>> start
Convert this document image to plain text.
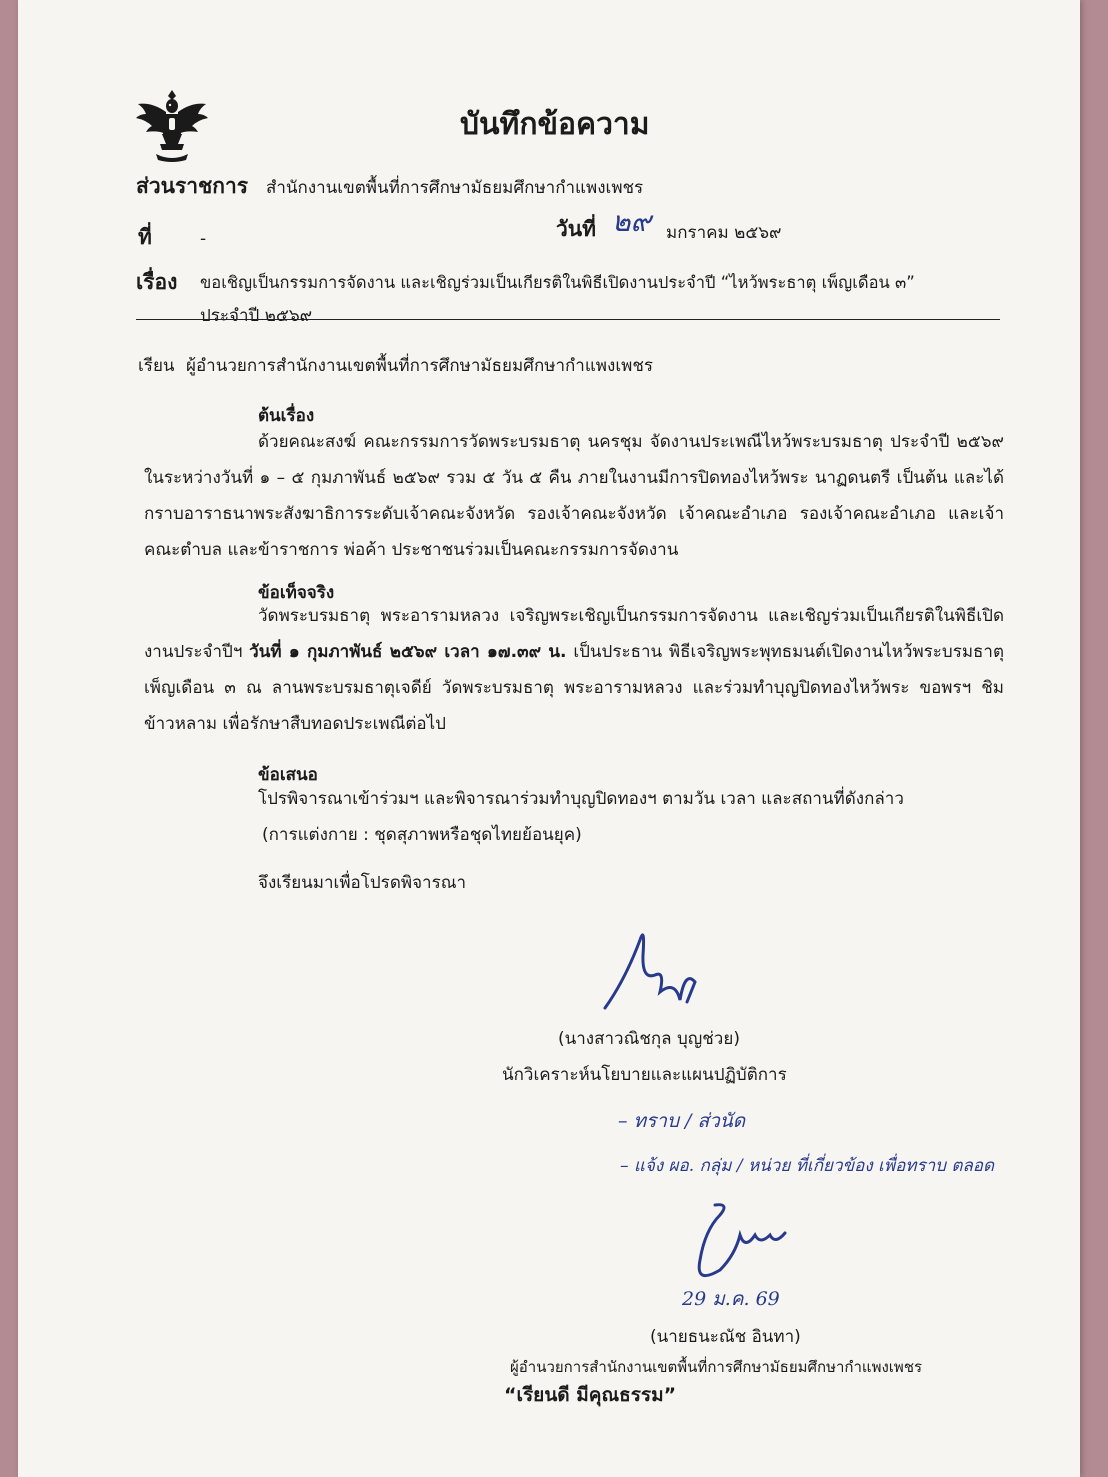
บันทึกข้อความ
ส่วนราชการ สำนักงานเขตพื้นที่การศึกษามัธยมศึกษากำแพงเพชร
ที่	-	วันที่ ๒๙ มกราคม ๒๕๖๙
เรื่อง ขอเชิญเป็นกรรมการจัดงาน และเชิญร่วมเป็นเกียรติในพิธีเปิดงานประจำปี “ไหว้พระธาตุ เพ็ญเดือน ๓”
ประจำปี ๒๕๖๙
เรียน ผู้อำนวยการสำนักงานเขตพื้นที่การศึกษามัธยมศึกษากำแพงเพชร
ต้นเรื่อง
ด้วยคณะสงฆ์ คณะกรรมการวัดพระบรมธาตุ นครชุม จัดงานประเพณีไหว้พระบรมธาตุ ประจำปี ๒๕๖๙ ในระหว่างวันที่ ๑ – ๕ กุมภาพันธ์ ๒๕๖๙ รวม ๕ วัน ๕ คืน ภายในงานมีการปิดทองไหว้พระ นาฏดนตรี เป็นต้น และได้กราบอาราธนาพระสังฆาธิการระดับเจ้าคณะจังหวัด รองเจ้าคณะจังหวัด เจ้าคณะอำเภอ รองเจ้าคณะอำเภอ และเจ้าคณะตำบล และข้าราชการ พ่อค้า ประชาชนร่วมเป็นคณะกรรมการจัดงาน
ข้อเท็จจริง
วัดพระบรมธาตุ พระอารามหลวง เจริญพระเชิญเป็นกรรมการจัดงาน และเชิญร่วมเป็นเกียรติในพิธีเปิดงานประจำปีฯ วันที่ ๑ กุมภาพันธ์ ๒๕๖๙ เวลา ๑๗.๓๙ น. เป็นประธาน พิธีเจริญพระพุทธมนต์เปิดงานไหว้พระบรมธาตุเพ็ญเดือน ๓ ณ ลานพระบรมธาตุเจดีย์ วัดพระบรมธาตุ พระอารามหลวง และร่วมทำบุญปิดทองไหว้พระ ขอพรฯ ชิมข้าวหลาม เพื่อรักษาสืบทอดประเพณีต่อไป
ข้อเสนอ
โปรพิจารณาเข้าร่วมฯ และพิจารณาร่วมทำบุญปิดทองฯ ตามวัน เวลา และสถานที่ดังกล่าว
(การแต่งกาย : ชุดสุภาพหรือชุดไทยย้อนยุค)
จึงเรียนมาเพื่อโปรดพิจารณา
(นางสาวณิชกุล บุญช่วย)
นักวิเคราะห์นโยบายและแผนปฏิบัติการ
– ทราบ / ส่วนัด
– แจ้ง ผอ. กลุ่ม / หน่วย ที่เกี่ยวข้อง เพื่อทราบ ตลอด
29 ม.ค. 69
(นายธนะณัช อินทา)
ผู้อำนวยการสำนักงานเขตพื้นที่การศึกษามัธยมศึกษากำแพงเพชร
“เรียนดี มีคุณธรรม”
>> end
>> start
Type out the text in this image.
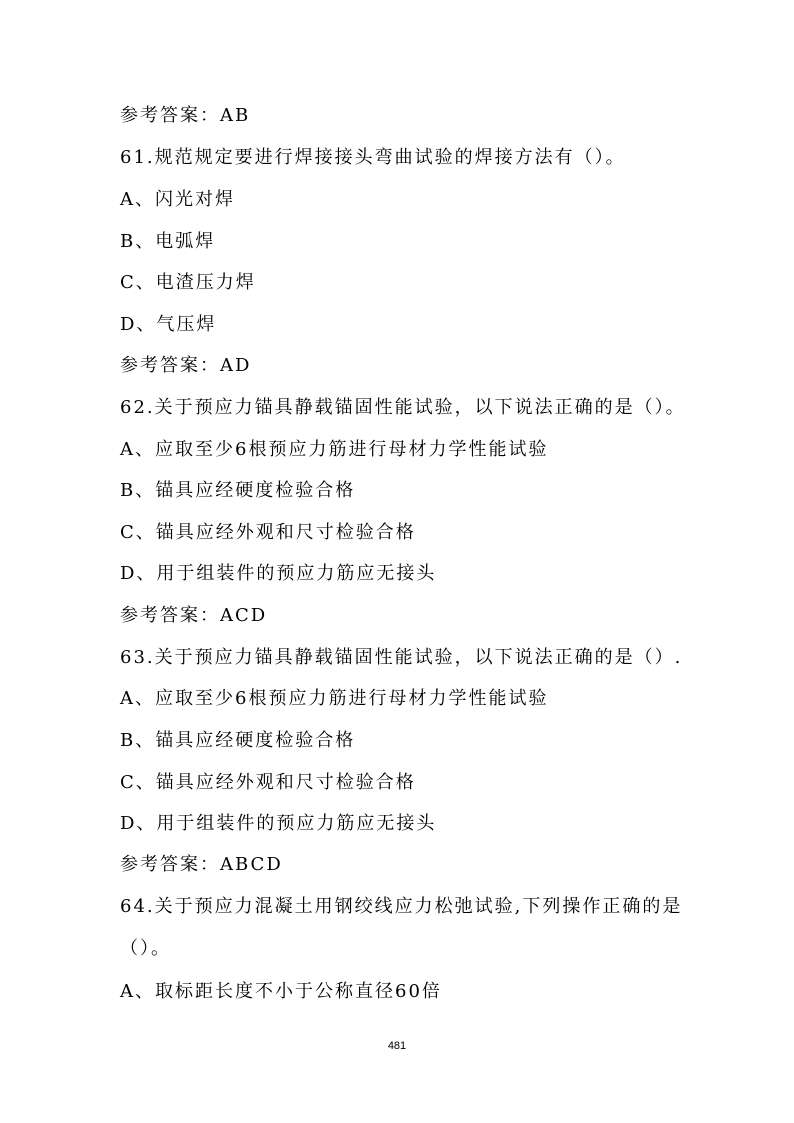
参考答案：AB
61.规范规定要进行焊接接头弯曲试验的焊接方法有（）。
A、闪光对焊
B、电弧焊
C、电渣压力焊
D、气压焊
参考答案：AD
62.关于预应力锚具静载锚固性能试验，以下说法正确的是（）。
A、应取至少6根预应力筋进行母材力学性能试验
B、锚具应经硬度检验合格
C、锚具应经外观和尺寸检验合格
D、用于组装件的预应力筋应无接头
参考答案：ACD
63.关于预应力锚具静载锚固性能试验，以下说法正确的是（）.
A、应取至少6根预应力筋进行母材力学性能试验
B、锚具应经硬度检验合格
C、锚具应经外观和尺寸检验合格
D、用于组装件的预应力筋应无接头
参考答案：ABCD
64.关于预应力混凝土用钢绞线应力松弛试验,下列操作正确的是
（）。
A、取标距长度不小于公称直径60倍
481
>> end
In the listing above, locate each line with "关于预应力锚具静载锚固性能试验" and copy it.

62.关于预应力锚具静载锚固性能试验，以下说法正确的是（）。
63.关于预应力锚具静载锚固性能试验，以下说法正确的是（）.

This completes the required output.